The task:
Which lines hold the word "name"? Copy each of them from the material.

Data entries:
>>
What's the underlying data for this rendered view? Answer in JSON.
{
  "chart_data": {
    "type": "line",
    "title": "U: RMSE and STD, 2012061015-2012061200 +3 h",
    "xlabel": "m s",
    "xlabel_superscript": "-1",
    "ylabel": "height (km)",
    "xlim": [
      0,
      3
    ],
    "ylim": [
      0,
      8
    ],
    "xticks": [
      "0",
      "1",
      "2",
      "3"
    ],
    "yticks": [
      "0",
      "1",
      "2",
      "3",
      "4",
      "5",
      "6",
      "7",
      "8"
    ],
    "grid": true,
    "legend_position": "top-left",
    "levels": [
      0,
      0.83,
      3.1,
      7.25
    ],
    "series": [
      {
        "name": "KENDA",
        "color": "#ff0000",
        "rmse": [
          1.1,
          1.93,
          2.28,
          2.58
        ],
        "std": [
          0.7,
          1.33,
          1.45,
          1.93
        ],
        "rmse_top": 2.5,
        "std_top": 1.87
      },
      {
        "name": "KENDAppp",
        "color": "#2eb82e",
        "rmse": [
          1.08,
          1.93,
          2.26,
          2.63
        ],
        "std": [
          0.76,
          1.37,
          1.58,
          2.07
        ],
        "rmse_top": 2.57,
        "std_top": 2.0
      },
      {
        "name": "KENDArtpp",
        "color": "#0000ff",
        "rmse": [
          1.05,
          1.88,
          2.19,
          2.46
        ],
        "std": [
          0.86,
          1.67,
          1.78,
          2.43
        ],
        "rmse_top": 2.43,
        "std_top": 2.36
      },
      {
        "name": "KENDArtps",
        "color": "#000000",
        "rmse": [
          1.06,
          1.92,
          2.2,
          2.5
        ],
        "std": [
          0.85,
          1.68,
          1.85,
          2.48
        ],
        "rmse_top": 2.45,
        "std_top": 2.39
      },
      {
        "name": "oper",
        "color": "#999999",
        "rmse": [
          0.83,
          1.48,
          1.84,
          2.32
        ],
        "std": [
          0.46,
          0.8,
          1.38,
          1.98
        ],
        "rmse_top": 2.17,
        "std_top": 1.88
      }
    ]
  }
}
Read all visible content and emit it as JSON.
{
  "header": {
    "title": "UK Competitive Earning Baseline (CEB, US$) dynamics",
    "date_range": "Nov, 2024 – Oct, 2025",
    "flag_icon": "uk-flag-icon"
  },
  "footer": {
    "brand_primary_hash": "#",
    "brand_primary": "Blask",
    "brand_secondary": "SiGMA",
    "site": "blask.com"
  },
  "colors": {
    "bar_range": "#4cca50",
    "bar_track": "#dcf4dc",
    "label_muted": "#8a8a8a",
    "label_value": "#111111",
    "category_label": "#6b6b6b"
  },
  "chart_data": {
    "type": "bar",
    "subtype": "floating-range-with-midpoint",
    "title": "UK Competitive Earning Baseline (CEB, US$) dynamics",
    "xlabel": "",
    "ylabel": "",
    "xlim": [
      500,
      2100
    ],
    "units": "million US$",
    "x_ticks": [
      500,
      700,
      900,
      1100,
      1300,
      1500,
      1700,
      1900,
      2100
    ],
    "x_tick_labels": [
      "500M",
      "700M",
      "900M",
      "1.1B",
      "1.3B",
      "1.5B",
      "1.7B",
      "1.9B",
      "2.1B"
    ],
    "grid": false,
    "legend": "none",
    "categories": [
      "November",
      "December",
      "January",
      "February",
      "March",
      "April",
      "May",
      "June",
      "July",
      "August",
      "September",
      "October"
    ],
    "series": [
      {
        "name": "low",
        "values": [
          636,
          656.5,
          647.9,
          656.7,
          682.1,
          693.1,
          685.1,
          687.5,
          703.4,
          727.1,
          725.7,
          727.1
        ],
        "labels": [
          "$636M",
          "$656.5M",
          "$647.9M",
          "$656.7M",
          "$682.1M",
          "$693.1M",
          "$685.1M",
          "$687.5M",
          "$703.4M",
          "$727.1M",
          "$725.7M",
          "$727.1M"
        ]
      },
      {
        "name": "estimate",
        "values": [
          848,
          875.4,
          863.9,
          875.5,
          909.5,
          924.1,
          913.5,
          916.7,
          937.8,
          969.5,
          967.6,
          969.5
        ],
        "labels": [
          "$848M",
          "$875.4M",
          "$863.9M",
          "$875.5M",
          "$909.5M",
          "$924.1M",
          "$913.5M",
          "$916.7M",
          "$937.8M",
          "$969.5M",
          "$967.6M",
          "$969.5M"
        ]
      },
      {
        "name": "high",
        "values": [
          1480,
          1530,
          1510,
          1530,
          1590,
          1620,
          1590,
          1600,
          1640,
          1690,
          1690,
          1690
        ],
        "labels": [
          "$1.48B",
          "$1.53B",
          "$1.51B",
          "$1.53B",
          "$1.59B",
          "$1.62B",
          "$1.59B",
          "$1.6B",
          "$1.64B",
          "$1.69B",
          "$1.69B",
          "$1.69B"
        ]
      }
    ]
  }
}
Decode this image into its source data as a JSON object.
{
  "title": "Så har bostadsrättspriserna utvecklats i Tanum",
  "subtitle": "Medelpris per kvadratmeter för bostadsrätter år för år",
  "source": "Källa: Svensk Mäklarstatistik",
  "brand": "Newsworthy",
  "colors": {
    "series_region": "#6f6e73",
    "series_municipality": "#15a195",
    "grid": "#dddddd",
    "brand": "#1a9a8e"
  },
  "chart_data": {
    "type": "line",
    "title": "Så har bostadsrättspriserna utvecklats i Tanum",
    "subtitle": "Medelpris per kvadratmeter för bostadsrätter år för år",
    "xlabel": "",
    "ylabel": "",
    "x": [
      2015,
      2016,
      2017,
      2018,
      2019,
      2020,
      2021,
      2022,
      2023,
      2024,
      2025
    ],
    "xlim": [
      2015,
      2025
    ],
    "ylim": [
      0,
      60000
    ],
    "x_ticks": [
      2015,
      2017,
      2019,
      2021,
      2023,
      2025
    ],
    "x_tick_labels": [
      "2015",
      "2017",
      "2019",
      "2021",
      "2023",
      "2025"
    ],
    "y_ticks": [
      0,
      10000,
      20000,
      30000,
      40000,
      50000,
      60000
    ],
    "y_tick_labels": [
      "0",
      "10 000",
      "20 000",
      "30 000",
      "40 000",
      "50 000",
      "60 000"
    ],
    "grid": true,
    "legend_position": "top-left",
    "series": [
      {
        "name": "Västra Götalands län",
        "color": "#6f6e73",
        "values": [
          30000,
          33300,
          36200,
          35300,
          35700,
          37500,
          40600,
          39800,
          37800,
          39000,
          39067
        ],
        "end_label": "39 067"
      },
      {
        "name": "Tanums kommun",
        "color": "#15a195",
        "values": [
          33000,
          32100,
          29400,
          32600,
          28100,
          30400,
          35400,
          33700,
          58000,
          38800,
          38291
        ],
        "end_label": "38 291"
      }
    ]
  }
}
<<
Full solution:
        "name": "KENDA",
        "name": "KENDAppp",
        "name": "KENDArtpp",
        "name": "KENDArtps",
        "name": "oper",
        "name": "low",
        "name": "estimate",
        "name": "high",
        "name": "Västra Götalands län",
        "name": "Tanums kommun",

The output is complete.